Short exercise → Below are some entries. Copy each line that holds the string "ΤΑΞΙ".

Data to use →

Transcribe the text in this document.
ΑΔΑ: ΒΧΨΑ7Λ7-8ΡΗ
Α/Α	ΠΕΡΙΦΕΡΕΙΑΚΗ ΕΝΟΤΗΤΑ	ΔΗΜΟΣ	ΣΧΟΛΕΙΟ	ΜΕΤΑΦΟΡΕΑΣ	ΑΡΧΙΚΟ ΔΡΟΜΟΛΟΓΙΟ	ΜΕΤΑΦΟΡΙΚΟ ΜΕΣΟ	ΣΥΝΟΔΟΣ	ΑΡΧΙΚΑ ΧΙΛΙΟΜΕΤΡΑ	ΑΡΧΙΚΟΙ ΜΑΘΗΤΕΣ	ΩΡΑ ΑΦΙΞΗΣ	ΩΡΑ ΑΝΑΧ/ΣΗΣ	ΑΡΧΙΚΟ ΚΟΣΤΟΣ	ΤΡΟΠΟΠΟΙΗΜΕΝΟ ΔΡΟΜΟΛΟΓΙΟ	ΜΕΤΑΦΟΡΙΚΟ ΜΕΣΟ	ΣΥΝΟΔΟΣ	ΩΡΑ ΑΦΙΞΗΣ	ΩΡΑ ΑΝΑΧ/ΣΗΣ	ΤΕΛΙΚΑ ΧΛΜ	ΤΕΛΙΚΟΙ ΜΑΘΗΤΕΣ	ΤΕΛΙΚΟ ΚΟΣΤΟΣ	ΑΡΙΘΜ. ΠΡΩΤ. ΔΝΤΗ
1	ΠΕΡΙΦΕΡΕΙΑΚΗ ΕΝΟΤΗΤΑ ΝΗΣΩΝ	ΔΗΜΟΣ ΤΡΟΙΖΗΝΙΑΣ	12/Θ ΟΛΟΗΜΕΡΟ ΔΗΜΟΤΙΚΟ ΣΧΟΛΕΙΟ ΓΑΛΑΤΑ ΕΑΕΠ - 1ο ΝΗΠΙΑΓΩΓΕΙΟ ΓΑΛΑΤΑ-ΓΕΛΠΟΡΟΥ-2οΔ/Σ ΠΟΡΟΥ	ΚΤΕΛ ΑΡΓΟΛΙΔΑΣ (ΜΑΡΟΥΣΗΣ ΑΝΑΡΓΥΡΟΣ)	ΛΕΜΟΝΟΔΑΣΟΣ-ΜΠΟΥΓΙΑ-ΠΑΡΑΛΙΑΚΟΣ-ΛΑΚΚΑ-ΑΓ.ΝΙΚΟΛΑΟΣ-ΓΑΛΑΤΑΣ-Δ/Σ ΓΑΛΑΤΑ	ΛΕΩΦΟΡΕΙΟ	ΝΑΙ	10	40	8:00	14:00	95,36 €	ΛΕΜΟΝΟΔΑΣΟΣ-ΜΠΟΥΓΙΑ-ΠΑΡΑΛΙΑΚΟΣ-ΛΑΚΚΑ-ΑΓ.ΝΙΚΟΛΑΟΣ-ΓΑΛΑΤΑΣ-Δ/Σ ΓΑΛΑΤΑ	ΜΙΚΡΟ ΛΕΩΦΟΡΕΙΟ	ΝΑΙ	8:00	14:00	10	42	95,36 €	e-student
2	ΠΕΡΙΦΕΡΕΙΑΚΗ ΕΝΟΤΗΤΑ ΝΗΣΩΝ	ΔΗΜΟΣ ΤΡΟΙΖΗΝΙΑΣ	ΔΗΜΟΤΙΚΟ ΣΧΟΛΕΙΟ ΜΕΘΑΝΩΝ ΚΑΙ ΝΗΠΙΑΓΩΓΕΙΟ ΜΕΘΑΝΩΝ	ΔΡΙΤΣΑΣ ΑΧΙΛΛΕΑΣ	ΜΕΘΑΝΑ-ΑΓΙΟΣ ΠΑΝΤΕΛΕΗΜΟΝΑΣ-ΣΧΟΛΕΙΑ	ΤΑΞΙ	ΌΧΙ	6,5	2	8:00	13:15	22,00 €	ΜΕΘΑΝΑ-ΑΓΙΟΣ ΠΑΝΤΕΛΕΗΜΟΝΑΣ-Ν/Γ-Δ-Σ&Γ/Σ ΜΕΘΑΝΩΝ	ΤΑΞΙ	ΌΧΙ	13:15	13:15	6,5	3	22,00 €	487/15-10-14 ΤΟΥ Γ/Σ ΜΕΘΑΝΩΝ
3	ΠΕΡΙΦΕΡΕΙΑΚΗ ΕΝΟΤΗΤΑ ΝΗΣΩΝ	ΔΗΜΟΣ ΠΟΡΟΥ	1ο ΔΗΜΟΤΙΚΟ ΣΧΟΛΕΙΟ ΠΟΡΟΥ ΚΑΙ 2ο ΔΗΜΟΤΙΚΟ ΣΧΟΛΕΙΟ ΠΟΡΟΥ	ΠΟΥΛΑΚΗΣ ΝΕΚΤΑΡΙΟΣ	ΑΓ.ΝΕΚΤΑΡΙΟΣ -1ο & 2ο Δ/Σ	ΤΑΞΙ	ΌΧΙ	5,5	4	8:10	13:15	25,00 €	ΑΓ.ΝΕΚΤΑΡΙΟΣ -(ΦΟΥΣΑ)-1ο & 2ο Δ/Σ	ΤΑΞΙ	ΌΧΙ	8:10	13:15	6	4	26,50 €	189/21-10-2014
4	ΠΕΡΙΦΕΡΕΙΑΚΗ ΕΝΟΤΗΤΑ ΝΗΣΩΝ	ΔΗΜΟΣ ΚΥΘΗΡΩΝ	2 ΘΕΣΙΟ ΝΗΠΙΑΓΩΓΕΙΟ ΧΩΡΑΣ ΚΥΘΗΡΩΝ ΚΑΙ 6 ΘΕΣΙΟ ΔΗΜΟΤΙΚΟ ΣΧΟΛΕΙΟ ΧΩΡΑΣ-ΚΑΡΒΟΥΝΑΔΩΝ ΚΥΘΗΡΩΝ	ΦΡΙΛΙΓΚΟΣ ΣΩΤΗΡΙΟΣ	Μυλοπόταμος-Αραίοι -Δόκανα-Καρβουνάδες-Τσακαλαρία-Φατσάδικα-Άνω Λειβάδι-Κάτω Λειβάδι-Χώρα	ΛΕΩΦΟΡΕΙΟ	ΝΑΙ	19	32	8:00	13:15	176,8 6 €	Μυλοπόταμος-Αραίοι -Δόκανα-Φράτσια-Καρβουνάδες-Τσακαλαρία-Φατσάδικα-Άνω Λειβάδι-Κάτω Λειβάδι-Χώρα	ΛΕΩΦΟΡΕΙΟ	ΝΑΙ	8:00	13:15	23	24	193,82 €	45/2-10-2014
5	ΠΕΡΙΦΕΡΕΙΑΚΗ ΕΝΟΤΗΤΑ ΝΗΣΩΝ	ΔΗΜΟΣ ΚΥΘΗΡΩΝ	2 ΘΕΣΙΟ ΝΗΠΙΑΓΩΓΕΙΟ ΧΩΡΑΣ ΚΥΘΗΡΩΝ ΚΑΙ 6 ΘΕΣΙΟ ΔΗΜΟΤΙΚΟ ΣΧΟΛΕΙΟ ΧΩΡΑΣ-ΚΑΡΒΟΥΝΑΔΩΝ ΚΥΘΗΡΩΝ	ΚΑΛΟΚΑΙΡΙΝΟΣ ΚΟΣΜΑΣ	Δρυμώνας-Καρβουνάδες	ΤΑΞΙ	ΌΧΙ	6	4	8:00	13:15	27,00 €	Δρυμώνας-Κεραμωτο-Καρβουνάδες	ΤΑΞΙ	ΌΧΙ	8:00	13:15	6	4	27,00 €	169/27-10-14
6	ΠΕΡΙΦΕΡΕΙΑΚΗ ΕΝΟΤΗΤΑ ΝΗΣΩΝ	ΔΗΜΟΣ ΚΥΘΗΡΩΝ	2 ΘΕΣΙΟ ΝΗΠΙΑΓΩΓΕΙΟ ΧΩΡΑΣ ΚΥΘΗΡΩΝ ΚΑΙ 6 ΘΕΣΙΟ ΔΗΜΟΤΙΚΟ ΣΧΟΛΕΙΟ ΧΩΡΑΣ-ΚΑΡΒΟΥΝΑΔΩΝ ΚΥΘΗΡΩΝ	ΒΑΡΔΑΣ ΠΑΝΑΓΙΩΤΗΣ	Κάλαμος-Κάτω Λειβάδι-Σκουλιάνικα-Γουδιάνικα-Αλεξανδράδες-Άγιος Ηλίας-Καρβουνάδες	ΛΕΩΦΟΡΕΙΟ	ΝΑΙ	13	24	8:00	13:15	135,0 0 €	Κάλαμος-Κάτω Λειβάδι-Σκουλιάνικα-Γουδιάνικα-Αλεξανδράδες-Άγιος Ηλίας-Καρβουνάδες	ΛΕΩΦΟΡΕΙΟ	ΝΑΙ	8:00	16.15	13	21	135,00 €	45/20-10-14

Response below →
2	ΠΕΡΙΦΕΡΕΙΑΚΗ ΕΝΟΤΗΤΑ ΝΗΣΩΝ	ΔΗΜΟΣ ΤΡΟΙΖΗΝΙΑΣ	ΔΗΜΟΤΙΚΟ ΣΧΟΛΕΙΟ ΜΕΘΑΝΩΝ ΚΑΙ ΝΗΠΙΑΓΩΓΕΙΟ ΜΕΘΑΝΩΝ	ΔΡΙΤΣΑΣ ΑΧΙΛΛΕΑΣ	ΜΕΘΑΝΑ-ΑΓΙΟΣ ΠΑΝΤΕΛΕΗΜΟΝΑΣ-ΣΧΟΛΕΙΑ	ΤΑΞΙ	ΌΧΙ	6,5	2	8:00	13:15	22,00 €	ΜΕΘΑΝΑ-ΑΓΙΟΣ ΠΑΝΤΕΛΕΗΜΟΝΑΣ-Ν/Γ-Δ-Σ&Γ/Σ ΜΕΘΑΝΩΝ	ΤΑΞΙ	ΌΧΙ	13:15	13:15	6,5	3	22,00 €	487/15-10-14 ΤΟΥ Γ/Σ ΜΕΘΑΝΩΝ
3	ΠΕΡΙΦΕΡΕΙΑΚΗ ΕΝΟΤΗΤΑ ΝΗΣΩΝ	ΔΗΜΟΣ ΠΟΡΟΥ	1ο ΔΗΜΟΤΙΚΟ ΣΧΟΛΕΙΟ ΠΟΡΟΥ ΚΑΙ 2ο ΔΗΜΟΤΙΚΟ ΣΧΟΛΕΙΟ ΠΟΡΟΥ	ΠΟΥΛΑΚΗΣ ΝΕΚΤΑΡΙΟΣ	ΑΓ.ΝΕΚΤΑΡΙΟΣ -1ο & 2ο Δ/Σ	ΤΑΞΙ	ΌΧΙ	5,5	4	8:10	13:15	25,00 €	ΑΓ.ΝΕΚΤΑΡΙΟΣ -(ΦΟΥΣΑ)-1ο & 2ο Δ/Σ	ΤΑΞΙ	ΌΧΙ	8:10	13:15	6	4	26,50 €	189/21-10-2014
5	ΠΕΡΙΦΕΡΕΙΑΚΗ ΕΝΟΤΗΤΑ ΝΗΣΩΝ	ΔΗΜΟΣ ΚΥΘΗΡΩΝ	2 ΘΕΣΙΟ ΝΗΠΙΑΓΩΓΕΙΟ ΧΩΡΑΣ ΚΥΘΗΡΩΝ ΚΑΙ 6 ΘΕΣΙΟ ΔΗΜΟΤΙΚΟ ΣΧΟΛΕΙΟ ΧΩΡΑΣ-ΚΑΡΒΟΥΝΑΔΩΝ ΚΥΘΗΡΩΝ	ΚΑΛΟΚΑΙΡΙΝΟΣ ΚΟΣΜΑΣ	Δρυμώνας-Καρβουνάδες	ΤΑΞΙ	ΌΧΙ	6	4	8:00	13:15	27,00 €	Δρυμώνας-Κεραμωτο-Καρβουνάδες	ΤΑΞΙ	ΌΧΙ	8:00	13:15	6	4	27,00 €	169/27-10-14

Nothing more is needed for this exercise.